**REQUEST**: Review the listing and copy each line that holds the word "name".

**DATA SUPPLIED**:
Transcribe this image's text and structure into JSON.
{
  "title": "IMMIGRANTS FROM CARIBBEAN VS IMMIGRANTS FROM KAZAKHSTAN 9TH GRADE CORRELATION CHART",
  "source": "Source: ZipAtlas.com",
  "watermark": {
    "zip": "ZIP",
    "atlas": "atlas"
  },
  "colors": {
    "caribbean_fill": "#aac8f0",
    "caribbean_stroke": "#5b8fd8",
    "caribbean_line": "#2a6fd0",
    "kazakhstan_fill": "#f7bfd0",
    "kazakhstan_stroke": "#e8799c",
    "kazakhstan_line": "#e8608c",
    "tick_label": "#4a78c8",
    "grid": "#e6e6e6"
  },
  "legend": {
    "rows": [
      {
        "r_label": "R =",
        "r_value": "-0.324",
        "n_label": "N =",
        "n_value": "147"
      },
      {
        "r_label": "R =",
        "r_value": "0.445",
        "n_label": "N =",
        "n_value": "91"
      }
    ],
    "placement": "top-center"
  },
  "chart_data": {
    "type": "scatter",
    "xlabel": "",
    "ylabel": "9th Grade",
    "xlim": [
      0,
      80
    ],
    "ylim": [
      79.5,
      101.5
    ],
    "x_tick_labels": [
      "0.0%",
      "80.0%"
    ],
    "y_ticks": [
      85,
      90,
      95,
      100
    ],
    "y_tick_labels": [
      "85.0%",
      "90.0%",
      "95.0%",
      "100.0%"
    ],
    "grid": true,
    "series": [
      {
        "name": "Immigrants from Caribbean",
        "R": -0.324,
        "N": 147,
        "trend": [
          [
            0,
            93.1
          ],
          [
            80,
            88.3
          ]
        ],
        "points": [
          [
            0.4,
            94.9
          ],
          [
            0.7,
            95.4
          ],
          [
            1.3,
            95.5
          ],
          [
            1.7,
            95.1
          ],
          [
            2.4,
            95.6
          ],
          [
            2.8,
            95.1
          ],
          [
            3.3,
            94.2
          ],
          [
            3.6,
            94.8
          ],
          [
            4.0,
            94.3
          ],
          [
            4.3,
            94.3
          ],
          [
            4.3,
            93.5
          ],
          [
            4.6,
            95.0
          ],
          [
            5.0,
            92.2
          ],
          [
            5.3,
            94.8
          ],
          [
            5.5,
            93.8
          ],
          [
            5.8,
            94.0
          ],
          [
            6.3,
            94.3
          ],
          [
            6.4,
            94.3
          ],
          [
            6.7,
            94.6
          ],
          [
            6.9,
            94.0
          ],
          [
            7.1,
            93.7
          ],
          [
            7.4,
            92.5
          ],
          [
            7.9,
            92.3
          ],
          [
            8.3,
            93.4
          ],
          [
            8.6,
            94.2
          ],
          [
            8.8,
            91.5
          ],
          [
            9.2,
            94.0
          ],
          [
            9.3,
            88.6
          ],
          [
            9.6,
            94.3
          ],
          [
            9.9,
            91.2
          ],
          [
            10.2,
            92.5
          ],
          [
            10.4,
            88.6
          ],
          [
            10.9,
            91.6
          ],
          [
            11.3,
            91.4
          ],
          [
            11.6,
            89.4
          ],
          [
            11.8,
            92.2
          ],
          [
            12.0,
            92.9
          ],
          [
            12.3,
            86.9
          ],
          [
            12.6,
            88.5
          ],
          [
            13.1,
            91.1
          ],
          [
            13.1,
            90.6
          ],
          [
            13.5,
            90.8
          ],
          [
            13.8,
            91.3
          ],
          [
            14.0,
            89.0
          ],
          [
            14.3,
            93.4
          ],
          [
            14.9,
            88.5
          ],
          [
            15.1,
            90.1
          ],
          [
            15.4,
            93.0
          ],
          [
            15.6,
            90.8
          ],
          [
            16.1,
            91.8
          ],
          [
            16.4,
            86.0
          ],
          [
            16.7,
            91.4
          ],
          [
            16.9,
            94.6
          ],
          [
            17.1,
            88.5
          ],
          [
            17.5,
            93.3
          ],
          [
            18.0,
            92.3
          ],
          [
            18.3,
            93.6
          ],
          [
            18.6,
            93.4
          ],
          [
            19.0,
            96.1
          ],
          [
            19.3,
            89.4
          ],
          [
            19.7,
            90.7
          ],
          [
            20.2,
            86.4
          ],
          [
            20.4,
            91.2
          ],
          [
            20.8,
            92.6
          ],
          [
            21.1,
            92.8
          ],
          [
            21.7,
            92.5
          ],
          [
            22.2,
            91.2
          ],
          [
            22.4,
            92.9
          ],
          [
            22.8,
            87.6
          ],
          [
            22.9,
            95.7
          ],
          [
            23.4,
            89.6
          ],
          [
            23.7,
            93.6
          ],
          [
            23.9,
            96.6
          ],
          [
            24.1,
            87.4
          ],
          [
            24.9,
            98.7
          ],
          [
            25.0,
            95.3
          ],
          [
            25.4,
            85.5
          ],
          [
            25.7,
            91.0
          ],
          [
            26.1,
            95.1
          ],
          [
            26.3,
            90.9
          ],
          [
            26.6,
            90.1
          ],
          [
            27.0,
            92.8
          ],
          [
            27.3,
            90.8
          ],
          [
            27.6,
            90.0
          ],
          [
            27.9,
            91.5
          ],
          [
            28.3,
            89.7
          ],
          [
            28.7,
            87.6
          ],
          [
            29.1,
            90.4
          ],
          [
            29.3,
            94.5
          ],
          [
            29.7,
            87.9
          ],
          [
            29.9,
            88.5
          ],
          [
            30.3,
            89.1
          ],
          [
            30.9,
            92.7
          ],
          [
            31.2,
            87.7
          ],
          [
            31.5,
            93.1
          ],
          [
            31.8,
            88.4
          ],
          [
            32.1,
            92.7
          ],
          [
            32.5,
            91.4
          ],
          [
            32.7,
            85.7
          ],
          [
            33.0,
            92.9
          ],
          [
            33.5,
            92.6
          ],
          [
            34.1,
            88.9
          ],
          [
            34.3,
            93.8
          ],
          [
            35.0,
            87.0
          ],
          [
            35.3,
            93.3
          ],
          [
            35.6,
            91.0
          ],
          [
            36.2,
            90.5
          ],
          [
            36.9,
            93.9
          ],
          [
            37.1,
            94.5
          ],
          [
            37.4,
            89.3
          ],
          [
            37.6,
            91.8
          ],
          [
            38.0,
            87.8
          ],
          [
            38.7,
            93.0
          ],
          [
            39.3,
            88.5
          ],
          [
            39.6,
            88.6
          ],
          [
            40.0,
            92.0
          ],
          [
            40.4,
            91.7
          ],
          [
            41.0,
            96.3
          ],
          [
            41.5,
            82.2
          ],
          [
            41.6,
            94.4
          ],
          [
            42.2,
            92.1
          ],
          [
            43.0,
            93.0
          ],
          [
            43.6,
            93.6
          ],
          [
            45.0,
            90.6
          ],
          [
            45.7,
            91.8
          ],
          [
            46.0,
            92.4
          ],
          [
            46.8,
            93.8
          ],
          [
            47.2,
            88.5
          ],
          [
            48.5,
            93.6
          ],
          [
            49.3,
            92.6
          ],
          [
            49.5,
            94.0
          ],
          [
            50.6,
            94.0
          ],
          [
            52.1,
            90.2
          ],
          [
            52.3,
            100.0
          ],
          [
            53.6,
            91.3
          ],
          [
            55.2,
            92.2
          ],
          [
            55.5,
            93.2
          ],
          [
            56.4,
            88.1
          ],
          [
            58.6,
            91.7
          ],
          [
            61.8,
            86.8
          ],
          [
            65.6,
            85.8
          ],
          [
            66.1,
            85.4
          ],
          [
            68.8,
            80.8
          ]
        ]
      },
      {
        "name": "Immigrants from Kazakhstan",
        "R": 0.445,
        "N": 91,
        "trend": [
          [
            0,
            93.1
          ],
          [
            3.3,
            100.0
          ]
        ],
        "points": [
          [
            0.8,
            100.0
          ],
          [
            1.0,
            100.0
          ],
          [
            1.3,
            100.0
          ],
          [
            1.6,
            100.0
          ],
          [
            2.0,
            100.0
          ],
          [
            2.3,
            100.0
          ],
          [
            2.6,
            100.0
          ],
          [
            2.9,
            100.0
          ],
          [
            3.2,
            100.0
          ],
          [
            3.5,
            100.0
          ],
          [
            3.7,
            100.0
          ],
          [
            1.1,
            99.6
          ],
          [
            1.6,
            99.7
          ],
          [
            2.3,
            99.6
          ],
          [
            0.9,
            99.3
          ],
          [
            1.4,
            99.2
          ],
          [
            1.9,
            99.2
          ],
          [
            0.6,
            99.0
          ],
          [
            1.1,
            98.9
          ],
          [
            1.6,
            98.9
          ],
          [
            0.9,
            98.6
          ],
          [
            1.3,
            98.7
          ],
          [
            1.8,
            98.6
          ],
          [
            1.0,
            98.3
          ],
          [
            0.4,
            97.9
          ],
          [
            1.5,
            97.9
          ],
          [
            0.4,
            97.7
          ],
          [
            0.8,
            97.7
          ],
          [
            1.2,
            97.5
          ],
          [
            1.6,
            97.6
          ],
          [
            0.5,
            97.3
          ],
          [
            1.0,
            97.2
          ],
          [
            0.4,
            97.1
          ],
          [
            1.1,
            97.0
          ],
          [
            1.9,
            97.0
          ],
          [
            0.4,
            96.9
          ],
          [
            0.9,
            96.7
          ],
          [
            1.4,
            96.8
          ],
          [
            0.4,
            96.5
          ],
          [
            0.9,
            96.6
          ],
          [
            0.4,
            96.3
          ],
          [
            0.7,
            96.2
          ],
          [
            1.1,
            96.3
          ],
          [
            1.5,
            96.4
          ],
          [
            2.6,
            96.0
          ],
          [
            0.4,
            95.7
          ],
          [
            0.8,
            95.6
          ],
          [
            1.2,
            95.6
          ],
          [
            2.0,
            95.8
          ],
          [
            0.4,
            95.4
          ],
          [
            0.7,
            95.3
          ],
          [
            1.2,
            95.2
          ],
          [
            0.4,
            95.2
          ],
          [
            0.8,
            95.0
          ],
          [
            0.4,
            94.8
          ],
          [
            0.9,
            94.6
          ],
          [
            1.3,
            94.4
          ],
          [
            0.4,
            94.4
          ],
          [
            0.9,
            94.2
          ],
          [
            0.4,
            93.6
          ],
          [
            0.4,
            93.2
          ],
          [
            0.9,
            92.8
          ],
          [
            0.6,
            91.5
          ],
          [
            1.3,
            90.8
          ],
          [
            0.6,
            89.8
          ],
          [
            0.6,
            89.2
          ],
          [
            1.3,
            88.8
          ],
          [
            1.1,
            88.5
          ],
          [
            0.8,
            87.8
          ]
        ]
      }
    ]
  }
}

**RIGHT ANSWER**:
        "name": "Immigrants from Caribbean",
        "name": "Immigrants from Kazakhstan",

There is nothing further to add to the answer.